-- Record excerpts start --

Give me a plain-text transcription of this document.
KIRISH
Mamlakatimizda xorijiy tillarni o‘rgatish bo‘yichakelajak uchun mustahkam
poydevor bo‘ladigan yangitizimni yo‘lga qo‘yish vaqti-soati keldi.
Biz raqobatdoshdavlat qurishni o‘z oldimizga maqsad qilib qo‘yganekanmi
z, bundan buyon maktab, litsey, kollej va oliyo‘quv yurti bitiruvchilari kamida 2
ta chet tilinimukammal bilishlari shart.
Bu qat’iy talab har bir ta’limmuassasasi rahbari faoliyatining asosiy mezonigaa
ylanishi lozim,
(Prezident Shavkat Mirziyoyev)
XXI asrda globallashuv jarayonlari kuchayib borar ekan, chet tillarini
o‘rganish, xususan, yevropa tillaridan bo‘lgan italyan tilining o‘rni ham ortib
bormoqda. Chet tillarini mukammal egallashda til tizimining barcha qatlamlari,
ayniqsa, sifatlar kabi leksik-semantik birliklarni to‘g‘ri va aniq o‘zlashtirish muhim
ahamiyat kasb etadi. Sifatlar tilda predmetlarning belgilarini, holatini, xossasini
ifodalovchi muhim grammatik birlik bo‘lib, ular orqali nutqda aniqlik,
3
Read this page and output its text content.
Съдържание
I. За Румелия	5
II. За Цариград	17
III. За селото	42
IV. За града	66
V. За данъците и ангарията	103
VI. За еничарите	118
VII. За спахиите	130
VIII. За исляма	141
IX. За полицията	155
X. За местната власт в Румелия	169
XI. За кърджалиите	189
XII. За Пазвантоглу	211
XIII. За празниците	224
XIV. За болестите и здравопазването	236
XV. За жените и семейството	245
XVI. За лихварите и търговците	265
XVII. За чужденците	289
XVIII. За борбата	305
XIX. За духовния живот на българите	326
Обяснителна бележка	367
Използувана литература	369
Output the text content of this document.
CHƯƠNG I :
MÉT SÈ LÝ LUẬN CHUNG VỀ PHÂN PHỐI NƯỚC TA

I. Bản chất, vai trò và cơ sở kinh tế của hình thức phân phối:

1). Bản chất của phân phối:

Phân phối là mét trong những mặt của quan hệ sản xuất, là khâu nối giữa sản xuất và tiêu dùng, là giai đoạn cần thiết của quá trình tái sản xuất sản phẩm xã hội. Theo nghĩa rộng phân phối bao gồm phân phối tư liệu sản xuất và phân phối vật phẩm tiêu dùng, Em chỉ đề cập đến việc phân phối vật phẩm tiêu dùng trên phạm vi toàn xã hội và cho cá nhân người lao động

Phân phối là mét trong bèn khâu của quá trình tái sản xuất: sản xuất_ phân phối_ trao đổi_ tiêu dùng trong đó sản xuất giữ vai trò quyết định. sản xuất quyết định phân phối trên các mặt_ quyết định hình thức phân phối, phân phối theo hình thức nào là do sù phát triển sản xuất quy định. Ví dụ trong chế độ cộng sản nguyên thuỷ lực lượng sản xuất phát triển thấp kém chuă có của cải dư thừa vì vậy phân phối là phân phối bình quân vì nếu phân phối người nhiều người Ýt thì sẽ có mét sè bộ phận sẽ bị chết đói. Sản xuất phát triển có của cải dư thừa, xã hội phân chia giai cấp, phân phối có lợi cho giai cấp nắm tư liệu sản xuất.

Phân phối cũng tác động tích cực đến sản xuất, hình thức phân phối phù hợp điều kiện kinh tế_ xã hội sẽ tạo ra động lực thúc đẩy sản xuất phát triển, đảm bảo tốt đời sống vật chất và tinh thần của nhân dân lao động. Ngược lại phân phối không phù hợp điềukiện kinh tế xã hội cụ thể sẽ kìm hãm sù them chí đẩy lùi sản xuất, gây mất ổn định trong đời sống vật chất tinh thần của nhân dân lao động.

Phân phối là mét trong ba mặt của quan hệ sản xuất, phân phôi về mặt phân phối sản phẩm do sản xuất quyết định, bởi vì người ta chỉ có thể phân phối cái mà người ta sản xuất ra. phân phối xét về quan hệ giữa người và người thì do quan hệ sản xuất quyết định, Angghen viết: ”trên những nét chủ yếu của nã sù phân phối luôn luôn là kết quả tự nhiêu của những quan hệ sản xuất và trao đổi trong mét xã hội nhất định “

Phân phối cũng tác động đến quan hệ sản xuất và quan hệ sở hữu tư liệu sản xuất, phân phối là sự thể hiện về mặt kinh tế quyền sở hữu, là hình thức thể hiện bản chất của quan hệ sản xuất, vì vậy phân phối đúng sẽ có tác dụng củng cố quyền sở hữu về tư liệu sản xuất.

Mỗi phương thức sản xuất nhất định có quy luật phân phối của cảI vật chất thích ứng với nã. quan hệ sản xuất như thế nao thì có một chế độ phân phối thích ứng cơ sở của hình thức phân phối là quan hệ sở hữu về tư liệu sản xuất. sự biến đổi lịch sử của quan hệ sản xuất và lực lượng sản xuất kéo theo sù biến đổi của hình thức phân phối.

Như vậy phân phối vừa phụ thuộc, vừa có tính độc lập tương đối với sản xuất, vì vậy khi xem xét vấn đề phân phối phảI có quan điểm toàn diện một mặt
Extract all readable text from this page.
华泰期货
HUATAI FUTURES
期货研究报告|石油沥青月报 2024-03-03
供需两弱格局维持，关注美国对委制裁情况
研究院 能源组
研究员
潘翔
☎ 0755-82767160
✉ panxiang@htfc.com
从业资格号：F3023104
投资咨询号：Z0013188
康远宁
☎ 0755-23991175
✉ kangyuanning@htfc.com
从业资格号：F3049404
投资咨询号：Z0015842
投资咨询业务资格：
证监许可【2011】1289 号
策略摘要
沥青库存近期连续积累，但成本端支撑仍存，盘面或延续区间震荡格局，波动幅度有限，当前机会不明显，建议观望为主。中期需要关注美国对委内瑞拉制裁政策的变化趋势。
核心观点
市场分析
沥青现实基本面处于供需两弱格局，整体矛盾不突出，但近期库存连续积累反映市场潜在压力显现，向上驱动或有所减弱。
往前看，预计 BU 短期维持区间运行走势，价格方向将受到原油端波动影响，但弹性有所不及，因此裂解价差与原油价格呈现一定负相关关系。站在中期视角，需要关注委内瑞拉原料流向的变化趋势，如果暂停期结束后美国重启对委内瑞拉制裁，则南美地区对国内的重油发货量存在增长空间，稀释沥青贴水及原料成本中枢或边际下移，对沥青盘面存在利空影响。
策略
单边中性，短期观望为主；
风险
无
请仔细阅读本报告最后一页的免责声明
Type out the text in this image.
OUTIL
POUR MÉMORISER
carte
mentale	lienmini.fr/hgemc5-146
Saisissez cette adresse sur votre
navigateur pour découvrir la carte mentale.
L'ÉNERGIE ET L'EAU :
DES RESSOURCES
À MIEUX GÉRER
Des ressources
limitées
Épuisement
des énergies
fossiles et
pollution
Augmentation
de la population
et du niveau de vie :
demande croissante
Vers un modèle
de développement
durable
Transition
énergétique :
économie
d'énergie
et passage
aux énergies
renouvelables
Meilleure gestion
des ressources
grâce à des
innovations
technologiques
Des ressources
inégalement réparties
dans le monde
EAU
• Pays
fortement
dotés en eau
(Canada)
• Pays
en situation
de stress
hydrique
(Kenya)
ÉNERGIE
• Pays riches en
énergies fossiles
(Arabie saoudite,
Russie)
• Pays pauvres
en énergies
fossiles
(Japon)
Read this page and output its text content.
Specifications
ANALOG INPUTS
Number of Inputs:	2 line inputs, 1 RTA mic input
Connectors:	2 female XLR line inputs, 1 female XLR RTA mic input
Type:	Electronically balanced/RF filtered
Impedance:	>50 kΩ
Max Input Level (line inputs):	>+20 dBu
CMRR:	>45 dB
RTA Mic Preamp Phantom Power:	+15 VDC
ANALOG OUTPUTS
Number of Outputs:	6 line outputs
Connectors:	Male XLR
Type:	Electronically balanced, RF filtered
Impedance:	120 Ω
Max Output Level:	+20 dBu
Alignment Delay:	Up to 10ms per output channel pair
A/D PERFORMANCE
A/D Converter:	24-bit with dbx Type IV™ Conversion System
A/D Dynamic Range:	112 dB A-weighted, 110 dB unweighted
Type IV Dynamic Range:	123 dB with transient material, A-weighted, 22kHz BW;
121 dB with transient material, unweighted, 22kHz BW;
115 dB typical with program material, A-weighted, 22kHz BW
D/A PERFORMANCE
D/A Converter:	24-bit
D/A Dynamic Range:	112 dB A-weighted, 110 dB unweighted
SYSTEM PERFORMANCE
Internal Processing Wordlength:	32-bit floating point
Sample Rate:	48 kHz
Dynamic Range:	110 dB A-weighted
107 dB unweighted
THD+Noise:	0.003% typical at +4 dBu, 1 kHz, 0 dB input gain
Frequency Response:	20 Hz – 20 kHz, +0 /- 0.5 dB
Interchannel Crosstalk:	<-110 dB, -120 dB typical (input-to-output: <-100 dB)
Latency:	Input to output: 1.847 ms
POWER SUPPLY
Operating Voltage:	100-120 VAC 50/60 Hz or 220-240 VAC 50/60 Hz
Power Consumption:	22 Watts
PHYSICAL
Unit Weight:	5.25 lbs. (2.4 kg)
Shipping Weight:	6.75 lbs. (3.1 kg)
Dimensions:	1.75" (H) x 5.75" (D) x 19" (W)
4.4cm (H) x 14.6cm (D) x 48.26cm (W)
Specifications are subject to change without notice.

-- Record excerpts end --

Set task:
Out of the material above, gather each line where "filtered" appears.

Complete output:
Type:	Electronically balanced/RF filtered
Type:	Electronically balanced, RF filtered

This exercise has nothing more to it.